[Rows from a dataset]
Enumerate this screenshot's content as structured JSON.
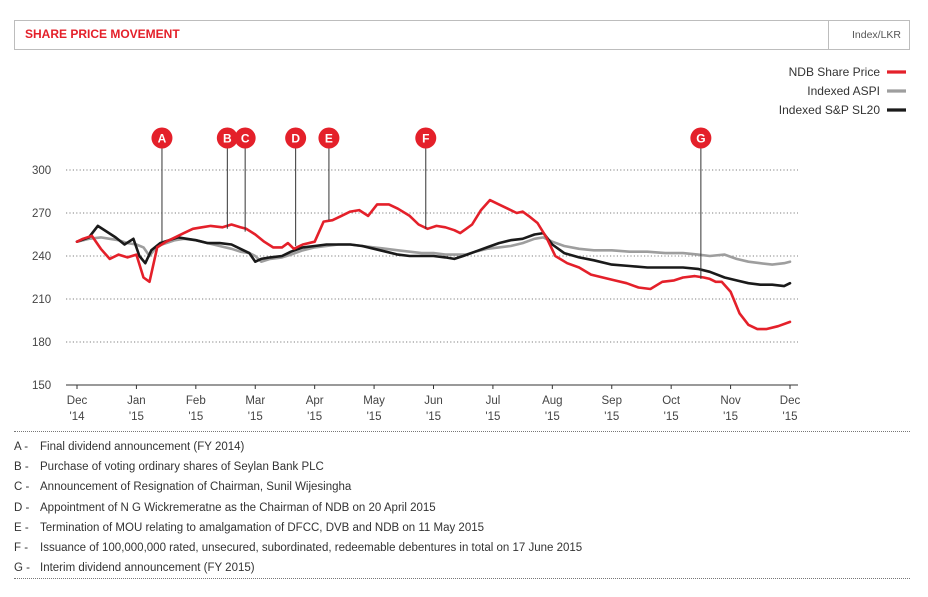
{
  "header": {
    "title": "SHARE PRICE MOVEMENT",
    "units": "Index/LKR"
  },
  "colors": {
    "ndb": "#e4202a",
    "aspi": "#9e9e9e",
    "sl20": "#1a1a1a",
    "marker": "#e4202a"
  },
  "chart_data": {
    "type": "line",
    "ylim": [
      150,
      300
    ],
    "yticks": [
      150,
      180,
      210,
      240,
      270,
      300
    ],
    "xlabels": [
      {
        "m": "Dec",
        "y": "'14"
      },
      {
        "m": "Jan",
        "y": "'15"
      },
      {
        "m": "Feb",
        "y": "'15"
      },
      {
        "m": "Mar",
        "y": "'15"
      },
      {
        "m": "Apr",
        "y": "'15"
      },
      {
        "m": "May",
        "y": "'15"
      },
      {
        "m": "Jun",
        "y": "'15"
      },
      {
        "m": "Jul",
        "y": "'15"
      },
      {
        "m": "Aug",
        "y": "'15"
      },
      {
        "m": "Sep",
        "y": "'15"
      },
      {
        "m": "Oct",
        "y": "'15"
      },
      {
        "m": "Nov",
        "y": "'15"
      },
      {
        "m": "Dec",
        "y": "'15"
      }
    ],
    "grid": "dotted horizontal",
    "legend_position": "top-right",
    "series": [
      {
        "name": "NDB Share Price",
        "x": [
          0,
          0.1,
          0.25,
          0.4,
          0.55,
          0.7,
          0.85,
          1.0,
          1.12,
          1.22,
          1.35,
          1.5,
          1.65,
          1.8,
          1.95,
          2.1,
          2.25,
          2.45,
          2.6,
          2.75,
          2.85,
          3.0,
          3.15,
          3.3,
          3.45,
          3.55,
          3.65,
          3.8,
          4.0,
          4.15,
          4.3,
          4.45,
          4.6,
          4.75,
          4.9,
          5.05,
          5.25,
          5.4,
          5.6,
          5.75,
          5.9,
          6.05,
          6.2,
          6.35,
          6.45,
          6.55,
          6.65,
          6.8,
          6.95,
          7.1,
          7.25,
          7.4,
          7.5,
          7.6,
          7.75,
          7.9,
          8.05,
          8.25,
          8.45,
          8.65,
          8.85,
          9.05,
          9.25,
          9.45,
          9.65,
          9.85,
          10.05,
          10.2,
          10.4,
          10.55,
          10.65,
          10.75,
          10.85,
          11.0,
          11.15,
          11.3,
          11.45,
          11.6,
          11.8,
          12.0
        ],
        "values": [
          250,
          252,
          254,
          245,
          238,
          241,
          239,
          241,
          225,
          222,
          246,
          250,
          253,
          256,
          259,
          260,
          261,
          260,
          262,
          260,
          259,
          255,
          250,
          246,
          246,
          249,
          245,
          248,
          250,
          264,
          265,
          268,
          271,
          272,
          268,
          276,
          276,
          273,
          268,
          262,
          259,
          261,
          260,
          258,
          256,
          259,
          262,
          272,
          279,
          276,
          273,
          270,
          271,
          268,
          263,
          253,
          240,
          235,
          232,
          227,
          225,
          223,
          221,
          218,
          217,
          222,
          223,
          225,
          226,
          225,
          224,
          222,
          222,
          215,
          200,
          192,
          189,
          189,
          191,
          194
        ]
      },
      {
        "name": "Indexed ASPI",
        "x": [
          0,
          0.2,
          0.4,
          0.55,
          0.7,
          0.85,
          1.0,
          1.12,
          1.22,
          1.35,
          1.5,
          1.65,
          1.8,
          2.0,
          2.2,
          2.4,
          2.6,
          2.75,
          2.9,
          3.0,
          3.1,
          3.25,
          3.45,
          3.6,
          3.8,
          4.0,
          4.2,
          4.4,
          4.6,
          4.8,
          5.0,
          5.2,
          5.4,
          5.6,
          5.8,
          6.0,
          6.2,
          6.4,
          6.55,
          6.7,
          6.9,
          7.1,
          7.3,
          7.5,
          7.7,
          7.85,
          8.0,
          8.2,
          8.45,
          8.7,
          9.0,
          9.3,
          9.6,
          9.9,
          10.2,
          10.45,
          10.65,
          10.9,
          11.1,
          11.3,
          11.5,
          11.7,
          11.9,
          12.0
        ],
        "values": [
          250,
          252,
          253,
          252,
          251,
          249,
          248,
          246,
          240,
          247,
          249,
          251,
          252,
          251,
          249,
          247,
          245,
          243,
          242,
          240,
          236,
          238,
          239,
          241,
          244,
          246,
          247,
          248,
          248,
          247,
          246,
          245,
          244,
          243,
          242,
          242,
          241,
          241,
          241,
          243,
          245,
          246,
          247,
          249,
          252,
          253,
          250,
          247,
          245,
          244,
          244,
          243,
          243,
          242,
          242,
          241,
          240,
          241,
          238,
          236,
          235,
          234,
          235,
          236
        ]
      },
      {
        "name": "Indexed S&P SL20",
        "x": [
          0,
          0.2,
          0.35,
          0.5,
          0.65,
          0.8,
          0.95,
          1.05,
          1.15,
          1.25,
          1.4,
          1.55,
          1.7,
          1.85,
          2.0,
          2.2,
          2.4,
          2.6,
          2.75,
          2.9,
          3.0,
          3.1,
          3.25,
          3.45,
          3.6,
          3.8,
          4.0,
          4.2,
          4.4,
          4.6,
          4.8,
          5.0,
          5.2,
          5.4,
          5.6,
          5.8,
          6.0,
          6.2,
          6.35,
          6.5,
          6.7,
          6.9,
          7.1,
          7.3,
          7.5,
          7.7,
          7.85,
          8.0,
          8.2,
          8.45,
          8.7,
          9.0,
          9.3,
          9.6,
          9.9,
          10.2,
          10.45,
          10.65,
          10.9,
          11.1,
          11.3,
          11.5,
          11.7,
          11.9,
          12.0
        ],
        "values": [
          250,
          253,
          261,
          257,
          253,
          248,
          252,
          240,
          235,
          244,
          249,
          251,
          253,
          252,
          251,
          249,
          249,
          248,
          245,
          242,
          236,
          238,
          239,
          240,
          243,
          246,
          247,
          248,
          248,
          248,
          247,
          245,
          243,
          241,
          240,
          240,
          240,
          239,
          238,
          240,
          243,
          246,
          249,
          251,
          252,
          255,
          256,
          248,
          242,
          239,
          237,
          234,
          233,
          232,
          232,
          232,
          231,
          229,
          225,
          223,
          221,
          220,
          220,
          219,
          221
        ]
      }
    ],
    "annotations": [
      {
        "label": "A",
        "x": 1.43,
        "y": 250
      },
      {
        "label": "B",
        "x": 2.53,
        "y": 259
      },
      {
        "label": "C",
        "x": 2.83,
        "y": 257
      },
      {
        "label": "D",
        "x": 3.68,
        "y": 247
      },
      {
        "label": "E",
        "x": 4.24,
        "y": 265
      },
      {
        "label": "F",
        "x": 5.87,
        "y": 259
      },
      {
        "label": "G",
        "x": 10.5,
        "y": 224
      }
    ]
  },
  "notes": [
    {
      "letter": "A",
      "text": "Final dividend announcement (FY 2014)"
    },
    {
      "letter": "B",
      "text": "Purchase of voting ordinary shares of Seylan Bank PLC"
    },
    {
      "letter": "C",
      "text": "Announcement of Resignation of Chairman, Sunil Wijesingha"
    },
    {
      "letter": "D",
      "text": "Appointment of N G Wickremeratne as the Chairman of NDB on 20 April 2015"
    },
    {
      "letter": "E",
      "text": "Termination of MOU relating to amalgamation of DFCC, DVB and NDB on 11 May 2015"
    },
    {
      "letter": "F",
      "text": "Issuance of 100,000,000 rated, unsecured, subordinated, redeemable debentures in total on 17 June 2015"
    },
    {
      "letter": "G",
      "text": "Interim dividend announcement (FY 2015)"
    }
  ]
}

Short exercise – Reproduce all the entries that precede this task, word for word, minus any pictures.

Solution for this task –
Enumerate this screenshot's content as structured JSON.
{
  "header": {
    "title": "SHARE PRICE MOVEMENT",
    "units": "Index/LKR"
  },
  "colors": {
    "ndb": "#e4202a",
    "aspi": "#9e9e9e",
    "sl20": "#1a1a1a",
    "marker": "#e4202a"
  },
  "chart_data": {
    "type": "line",
    "ylim": [
      150,
      300
    ],
    "yticks": [
      150,
      180,
      210,
      240,
      270,
      300
    ],
    "xlabels": [
      {
        "m": "Dec",
        "y": "'14"
      },
      {
        "m": "Jan",
        "y": "'15"
      },
      {
        "m": "Feb",
        "y": "'15"
      },
      {
        "m": "Mar",
        "y": "'15"
      },
      {
        "m": "Apr",
        "y": "'15"
      },
      {
        "m": "May",
        "y": "'15"
      },
      {
        "m": "Jun",
        "y": "'15"
      },
      {
        "m": "Jul",
        "y": "'15"
      },
      {
        "m": "Aug",
        "y": "'15"
      },
      {
        "m": "Sep",
        "y": "'15"
      },
      {
        "m": "Oct",
        "y": "'15"
      },
      {
        "m": "Nov",
        "y": "'15"
      },
      {
        "m": "Dec",
        "y": "'15"
      }
    ],
    "grid": "dotted horizontal",
    "legend_position": "top-right",
    "series": [
      {
        "name": "NDB Share Price",
        "x": [
          0,
          0.1,
          0.25,
          0.4,
          0.55,
          0.7,
          0.85,
          1.0,
          1.12,
          1.22,
          1.35,
          1.5,
          1.65,
          1.8,
          1.95,
          2.1,
          2.25,
          2.45,
          2.6,
          2.75,
          2.85,
          3.0,
          3.15,
          3.3,
          3.45,
          3.55,
          3.65,
          3.8,
          4.0,
          4.15,
          4.3,
          4.45,
          4.6,
          4.75,
          4.9,
          5.05,
          5.25,
          5.4,
          5.6,
          5.75,
          5.9,
          6.05,
          6.2,
          6.35,
          6.45,
          6.55,
          6.65,
          6.8,
          6.95,
          7.1,
          7.25,
          7.4,
          7.5,
          7.6,
          7.75,
          7.9,
          8.05,
          8.25,
          8.45,
          8.65,
          8.85,
          9.05,
          9.25,
          9.45,
          9.65,
          9.85,
          10.05,
          10.2,
          10.4,
          10.55,
          10.65,
          10.75,
          10.85,
          11.0,
          11.15,
          11.3,
          11.45,
          11.6,
          11.8,
          12.0
        ],
        "values": [
          250,
          252,
          254,
          245,
          238,
          241,
          239,
          241,
          225,
          222,
          246,
          250,
          253,
          256,
          259,
          260,
          261,
          260,
          262,
          260,
          259,
          255,
          250,
          246,
          246,
          249,
          245,
          248,
          250,
          264,
          265,
          268,
          271,
          272,
          268,
          276,
          276,
          273,
          268,
          262,
          259,
          261,
          260,
          258,
          256,
          259,
          262,
          272,
          279,
          276,
          273,
          270,
          271,
          268,
          263,
          253,
          240,
          235,
          232,
          227,
          225,
          223,
          221,
          218,
          217,
          222,
          223,
          225,
          226,
          225,
          224,
          222,
          222,
          215,
          200,
          192,
          189,
          189,
          191,
          194
        ]
      },
      {
        "name": "Indexed ASPI",
        "x": [
          0,
          0.2,
          0.4,
          0.55,
          0.7,
          0.85,
          1.0,
          1.12,
          1.22,
          1.35,
          1.5,
          1.65,
          1.8,
          2.0,
          2.2,
          2.4,
          2.6,
          2.75,
          2.9,
          3.0,
          3.1,
          3.25,
          3.45,
          3.6,
          3.8,
          4.0,
          4.2,
          4.4,
          4.6,
          4.8,
          5.0,
          5.2,
          5.4,
          5.6,
          5.8,
          6.0,
          6.2,
          6.4,
          6.55,
          6.7,
          6.9,
          7.1,
          7.3,
          7.5,
          7.7,
          7.85,
          8.0,
          8.2,
          8.45,
          8.7,
          9.0,
          9.3,
          9.6,
          9.9,
          10.2,
          10.45,
          10.65,
          10.9,
          11.1,
          11.3,
          11.5,
          11.7,
          11.9,
          12.0
        ],
        "values": [
          250,
          252,
          253,
          252,
          251,
          249,
          248,
          246,
          240,
          247,
          249,
          251,
          252,
          251,
          249,
          247,
          245,
          243,
          242,
          240,
          236,
          238,
          239,
          241,
          244,
          246,
          247,
          248,
          248,
          247,
          246,
          245,
          244,
          243,
          242,
          242,
          241,
          241,
          241,
          243,
          245,
          246,
          247,
          249,
          252,
          253,
          250,
          247,
          245,
          244,
          244,
          243,
          243,
          242,
          242,
          241,
          240,
          241,
          238,
          236,
          235,
          234,
          235,
          236
        ]
      },
      {
        "name": "Indexed S&P SL20",
        "x": [
          0,
          0.2,
          0.35,
          0.5,
          0.65,
          0.8,
          0.95,
          1.05,
          1.15,
          1.25,
          1.4,
          1.55,
          1.7,
          1.85,
          2.0,
          2.2,
          2.4,
          2.6,
          2.75,
          2.9,
          3.0,
          3.1,
          3.25,
          3.45,
          3.6,
          3.8,
          4.0,
          4.2,
          4.4,
          4.6,
          4.8,
          5.0,
          5.2,
          5.4,
          5.6,
          5.8,
          6.0,
          6.2,
          6.35,
          6.5,
          6.7,
          6.9,
          7.1,
          7.3,
          7.5,
          7.7,
          7.85,
          8.0,
          8.2,
          8.45,
          8.7,
          9.0,
          9.3,
          9.6,
          9.9,
          10.2,
          10.45,
          10.65,
          10.9,
          11.1,
          11.3,
          11.5,
          11.7,
          11.9,
          12.0
        ],
        "values": [
          250,
          253,
          261,
          257,
          253,
          248,
          252,
          240,
          235,
          244,
          249,
          251,
          253,
          252,
          251,
          249,
          249,
          248,
          245,
          242,
          236,
          238,
          239,
          240,
          243,
          246,
          247,
          248,
          248,
          248,
          247,
          245,
          243,
          241,
          240,
          240,
          240,
          239,
          238,
          240,
          243,
          246,
          249,
          251,
          252,
          255,
          256,
          248,
          242,
          239,
          237,
          234,
          233,
          232,
          232,
          232,
          231,
          229,
          225,
          223,
          221,
          220,
          220,
          219,
          221
        ]
      }
    ],
    "annotations": [
      {
        "label": "A",
        "x": 1.43,
        "y": 250
      },
      {
        "label": "B",
        "x": 2.53,
        "y": 259
      },
      {
        "label": "C",
        "x": 2.83,
        "y": 257
      },
      {
        "label": "D",
        "x": 3.68,
        "y": 247
      },
      {
        "label": "E",
        "x": 4.24,
        "y": 265
      },
      {
        "label": "F",
        "x": 5.87,
        "y": 259
      },
      {
        "label": "G",
        "x": 10.5,
        "y": 224
      }
    ]
  },
  "notes": [
    {
      "letter": "A",
      "text": "Final dividend announcement (FY 2014)"
    },
    {
      "letter": "B",
      "text": "Purchase of voting ordinary shares of Seylan Bank PLC"
    },
    {
      "letter": "C",
      "text": "Announcement of Resignation of Chairman, Sunil Wijesingha"
    },
    {
      "letter": "D",
      "text": "Appointment of N G Wickremeratne as the Chairman of NDB on 20 April 2015"
    },
    {
      "letter": "E",
      "text": "Termination of MOU relating to amalgamation of DFCC, DVB and NDB on 11 May 2015"
    },
    {
      "letter": "F",
      "text": "Issuance of 100,000,000 rated, unsecured, subordinated, redeemable debentures in total on 17 June 2015"
    },
    {
      "letter": "G",
      "text": "Interim dividend announcement (FY 2015)"
    }
  ]
}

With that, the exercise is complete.